All of the records below must be output exactly, with no pictures carried over.

─── INFORMATION PROVIDED

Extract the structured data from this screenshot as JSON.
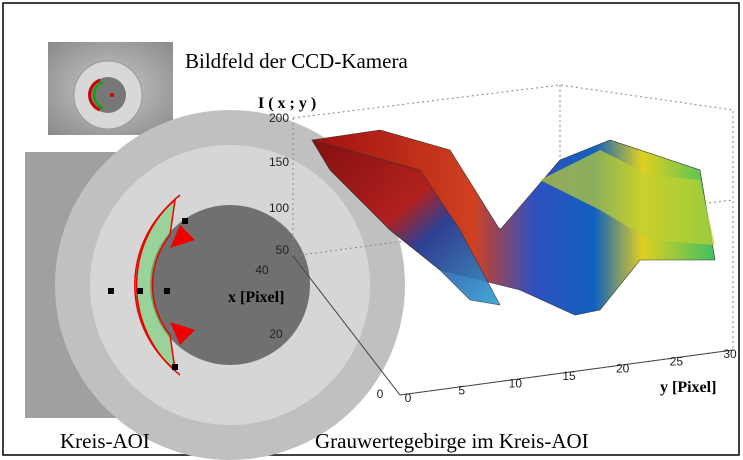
{
  "figure": {
    "caption_top": "Bildfeld der CCD-Kamera",
    "caption_left": "Kreis-AOI",
    "caption_right": "Grauwertegebirge im Kreis-AOI",
    "plot": {
      "z_label": "I ( x ; y )",
      "x_label": "x [Pixel]",
      "y_label": "y [Pixel]",
      "z_ticks": [
        200,
        150,
        100,
        50
      ],
      "x_ticks": [
        40,
        20,
        0
      ],
      "y_ticks": [
        0,
        5,
        10,
        15,
        20,
        25,
        30
      ]
    }
  }
}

──────

● **SOLUTION TO THIS PROBLEM**:
Extract the structured data from this screenshot as JSON.
{
  "figure": {
    "caption_top": "Bildfeld der CCD-Kamera",
    "caption_left": "Kreis-AOI",
    "caption_right": "Grauwertegebirge im Kreis-AOI",
    "plot": {
      "z_label": "I ( x ; y )",
      "x_label": "x [Pixel]",
      "y_label": "y [Pixel]",
      "z_ticks": [
        200,
        150,
        100,
        50
      ],
      "x_ticks": [
        40,
        20,
        0
      ],
      "y_ticks": [
        0,
        5,
        10,
        15,
        20,
        25,
        30
      ]
    }
  }
}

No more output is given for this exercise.